- [What is expected]:
Leave out all pictures. Extract exactly the lines from the one containing "Transcribe this image's" through the end of the data.

- [The records]:
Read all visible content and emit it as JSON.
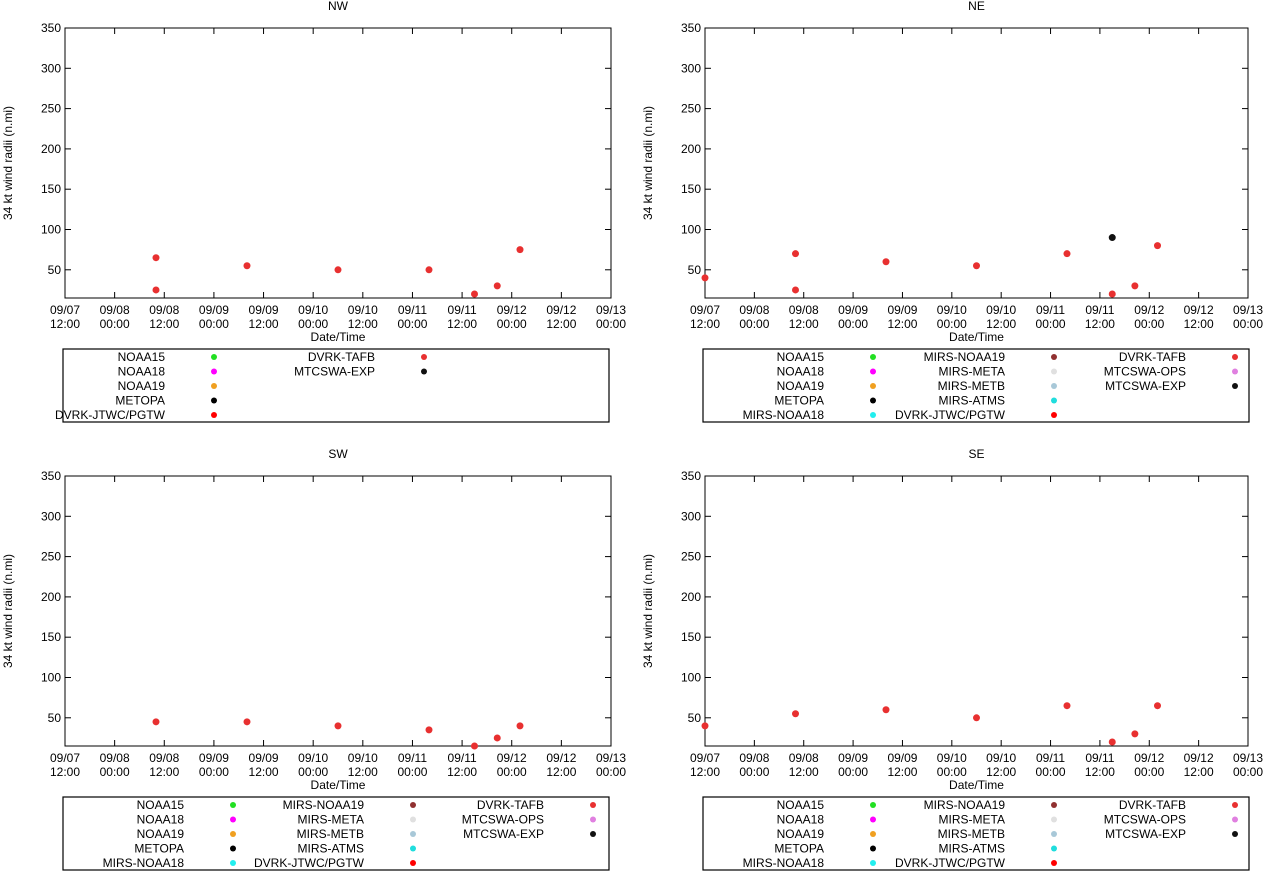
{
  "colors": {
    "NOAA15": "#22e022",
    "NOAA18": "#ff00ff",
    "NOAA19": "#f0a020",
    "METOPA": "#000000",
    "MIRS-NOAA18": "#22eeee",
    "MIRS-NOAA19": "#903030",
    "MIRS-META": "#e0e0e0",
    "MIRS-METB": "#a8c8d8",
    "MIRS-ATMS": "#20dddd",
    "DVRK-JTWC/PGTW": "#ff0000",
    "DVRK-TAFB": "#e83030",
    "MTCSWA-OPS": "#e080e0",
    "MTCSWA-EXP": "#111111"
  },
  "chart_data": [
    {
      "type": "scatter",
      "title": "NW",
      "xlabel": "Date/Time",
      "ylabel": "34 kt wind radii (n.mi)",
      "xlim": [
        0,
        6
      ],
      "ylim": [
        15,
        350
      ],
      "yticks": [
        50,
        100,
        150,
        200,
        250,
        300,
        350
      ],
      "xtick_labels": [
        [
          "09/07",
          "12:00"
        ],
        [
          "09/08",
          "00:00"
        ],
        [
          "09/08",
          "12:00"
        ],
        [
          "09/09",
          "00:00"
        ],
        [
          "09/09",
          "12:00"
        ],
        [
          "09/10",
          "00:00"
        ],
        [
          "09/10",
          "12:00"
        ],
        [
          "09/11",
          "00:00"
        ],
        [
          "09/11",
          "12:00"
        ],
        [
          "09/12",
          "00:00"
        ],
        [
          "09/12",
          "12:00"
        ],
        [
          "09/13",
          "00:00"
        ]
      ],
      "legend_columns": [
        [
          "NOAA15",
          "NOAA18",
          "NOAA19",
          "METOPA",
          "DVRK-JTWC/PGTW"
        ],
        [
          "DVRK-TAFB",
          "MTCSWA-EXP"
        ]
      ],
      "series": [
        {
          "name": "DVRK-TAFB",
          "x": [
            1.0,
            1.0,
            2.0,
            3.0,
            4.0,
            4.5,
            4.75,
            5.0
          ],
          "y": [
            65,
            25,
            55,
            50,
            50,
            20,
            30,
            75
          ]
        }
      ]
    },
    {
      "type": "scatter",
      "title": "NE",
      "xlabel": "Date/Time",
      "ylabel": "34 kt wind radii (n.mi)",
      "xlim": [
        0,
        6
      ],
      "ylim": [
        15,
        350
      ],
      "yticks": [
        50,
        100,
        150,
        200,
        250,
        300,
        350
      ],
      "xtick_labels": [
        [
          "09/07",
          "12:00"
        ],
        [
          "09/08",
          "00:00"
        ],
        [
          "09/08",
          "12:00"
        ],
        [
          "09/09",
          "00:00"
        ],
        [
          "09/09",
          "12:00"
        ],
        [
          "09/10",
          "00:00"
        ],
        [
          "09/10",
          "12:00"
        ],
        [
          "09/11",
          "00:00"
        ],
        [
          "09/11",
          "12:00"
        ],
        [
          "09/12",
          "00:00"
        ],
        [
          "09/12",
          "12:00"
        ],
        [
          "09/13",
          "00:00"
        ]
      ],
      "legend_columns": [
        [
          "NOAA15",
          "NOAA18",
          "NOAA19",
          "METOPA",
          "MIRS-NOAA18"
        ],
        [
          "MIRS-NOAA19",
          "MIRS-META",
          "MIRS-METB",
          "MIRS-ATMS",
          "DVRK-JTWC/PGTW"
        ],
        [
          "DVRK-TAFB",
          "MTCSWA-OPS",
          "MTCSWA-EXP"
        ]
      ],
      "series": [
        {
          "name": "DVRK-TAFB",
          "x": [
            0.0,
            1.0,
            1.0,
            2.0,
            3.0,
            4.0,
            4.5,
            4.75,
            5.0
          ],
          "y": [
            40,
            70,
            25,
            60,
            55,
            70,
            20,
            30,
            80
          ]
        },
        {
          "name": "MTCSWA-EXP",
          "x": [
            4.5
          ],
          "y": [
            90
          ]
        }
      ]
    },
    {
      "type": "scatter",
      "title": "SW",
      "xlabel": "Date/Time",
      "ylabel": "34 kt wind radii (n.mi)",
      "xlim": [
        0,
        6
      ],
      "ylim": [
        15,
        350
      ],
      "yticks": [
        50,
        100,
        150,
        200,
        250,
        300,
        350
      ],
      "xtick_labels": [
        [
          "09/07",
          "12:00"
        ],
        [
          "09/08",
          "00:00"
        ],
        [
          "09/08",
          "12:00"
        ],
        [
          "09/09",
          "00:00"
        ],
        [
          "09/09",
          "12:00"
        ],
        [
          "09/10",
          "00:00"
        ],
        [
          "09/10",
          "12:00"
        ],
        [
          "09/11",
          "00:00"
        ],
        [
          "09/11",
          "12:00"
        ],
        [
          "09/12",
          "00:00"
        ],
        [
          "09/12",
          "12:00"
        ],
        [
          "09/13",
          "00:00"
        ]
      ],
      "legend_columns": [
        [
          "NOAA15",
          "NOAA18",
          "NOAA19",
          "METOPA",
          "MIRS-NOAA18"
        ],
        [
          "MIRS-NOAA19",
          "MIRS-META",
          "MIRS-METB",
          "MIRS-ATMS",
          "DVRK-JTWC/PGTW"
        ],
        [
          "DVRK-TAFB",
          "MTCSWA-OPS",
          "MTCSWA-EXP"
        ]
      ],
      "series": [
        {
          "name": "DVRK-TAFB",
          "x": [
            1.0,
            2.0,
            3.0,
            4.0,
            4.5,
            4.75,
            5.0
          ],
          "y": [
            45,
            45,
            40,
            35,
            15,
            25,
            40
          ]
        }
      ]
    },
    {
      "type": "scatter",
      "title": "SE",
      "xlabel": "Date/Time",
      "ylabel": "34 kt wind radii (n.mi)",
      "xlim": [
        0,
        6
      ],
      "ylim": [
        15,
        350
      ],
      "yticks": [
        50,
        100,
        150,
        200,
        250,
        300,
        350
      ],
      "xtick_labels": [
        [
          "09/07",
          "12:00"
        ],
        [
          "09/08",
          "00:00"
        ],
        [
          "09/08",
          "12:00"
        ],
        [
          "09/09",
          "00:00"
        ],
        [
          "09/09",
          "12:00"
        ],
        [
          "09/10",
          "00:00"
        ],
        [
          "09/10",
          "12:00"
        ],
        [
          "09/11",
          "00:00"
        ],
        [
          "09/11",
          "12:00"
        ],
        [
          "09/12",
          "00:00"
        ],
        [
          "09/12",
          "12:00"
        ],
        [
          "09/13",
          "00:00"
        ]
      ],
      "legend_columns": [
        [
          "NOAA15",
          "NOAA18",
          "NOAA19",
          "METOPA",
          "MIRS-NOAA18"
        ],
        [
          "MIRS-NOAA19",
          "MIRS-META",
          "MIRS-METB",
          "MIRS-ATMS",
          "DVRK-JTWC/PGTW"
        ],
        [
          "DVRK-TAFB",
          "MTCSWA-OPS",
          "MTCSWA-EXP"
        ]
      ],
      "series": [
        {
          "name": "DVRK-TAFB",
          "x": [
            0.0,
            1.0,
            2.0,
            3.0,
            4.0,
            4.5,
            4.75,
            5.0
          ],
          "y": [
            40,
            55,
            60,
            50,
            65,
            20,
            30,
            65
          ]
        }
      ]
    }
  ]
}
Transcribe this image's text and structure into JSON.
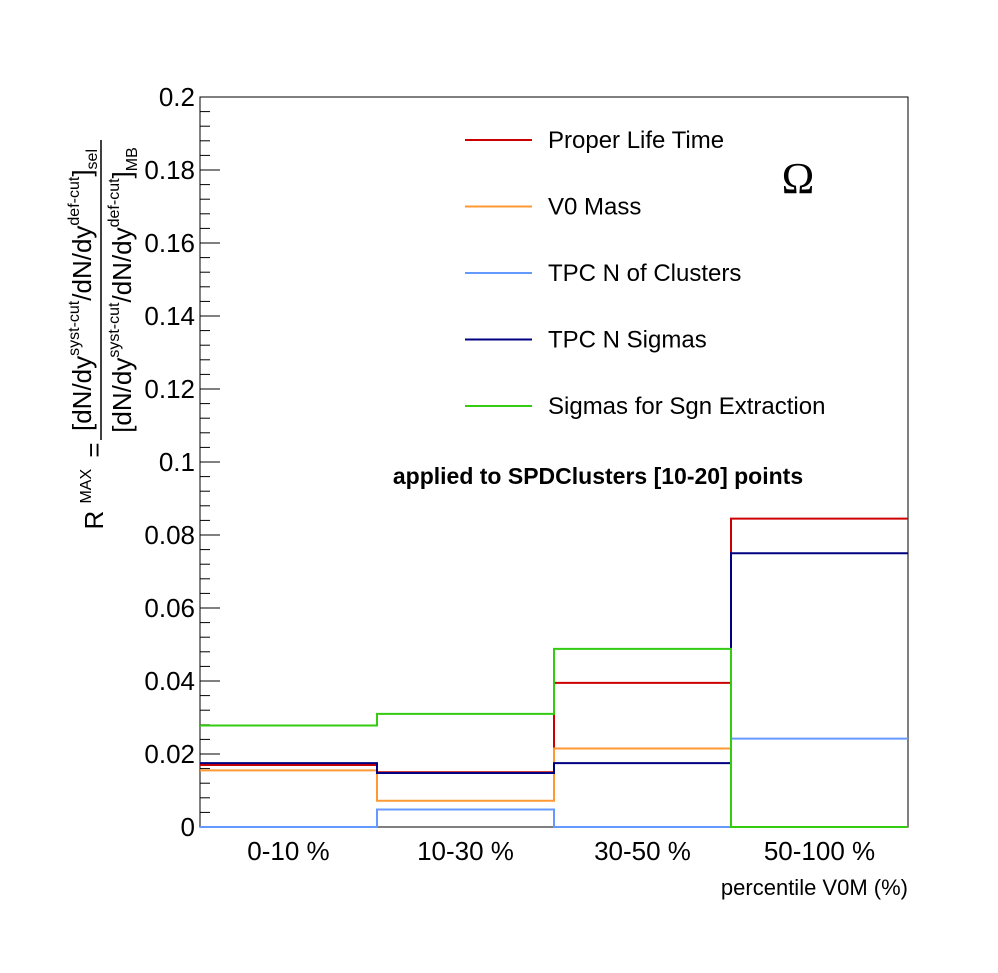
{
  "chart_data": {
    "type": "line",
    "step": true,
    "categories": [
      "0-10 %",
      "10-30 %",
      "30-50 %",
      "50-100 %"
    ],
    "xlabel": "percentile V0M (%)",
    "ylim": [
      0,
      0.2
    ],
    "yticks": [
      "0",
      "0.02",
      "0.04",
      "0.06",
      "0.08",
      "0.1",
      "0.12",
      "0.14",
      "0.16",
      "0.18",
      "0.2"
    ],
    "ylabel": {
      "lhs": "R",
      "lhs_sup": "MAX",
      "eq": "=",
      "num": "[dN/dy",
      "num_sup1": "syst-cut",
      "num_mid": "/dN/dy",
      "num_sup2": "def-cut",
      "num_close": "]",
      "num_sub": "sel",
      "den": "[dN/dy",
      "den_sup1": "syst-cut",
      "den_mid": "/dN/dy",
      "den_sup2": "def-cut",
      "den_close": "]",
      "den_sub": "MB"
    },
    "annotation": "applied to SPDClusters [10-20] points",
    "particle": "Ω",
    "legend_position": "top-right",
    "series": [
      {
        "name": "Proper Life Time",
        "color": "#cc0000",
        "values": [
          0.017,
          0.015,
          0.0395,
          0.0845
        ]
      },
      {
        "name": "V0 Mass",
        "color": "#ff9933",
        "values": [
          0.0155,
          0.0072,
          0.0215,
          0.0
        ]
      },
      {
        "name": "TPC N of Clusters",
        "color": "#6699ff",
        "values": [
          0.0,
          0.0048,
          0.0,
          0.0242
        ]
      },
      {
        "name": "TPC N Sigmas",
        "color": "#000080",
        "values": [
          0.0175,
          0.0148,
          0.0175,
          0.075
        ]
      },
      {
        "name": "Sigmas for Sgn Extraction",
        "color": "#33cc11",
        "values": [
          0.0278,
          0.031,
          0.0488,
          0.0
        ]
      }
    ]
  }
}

- [Exercise output]:
Transcribe this image's text and structure into JSON.
{
  "chart_data": {
    "type": "line",
    "step": true,
    "categories": [
      "0-10 %",
      "10-30 %",
      "30-50 %",
      "50-100 %"
    ],
    "xlabel": "percentile V0M (%)",
    "ylim": [
      0,
      0.2
    ],
    "yticks": [
      "0",
      "0.02",
      "0.04",
      "0.06",
      "0.08",
      "0.1",
      "0.12",
      "0.14",
      "0.16",
      "0.18",
      "0.2"
    ],
    "ylabel": {
      "lhs": "R",
      "lhs_sup": "MAX",
      "eq": "=",
      "num": "[dN/dy",
      "num_sup1": "syst-cut",
      "num_mid": "/dN/dy",
      "num_sup2": "def-cut",
      "num_close": "]",
      "num_sub": "sel",
      "den": "[dN/dy",
      "den_sup1": "syst-cut",
      "den_mid": "/dN/dy",
      "den_sup2": "def-cut",
      "den_close": "]",
      "den_sub": "MB"
    },
    "annotation": "applied to SPDClusters [10-20] points",
    "particle": "Ω",
    "legend_position": "top-right",
    "series": [
      {
        "name": "Proper Life Time",
        "color": "#cc0000",
        "values": [
          0.017,
          0.015,
          0.0395,
          0.0845
        ]
      },
      {
        "name": "V0 Mass",
        "color": "#ff9933",
        "values": [
          0.0155,
          0.0072,
          0.0215,
          0.0
        ]
      },
      {
        "name": "TPC N of Clusters",
        "color": "#6699ff",
        "values": [
          0.0,
          0.0048,
          0.0,
          0.0242
        ]
      },
      {
        "name": "TPC N Sigmas",
        "color": "#000080",
        "values": [
          0.0175,
          0.0148,
          0.0175,
          0.075
        ]
      },
      {
        "name": "Sigmas for Sgn Extraction",
        "color": "#33cc11",
        "values": [
          0.0278,
          0.031,
          0.0488,
          0.0
        ]
      }
    ]
  }
}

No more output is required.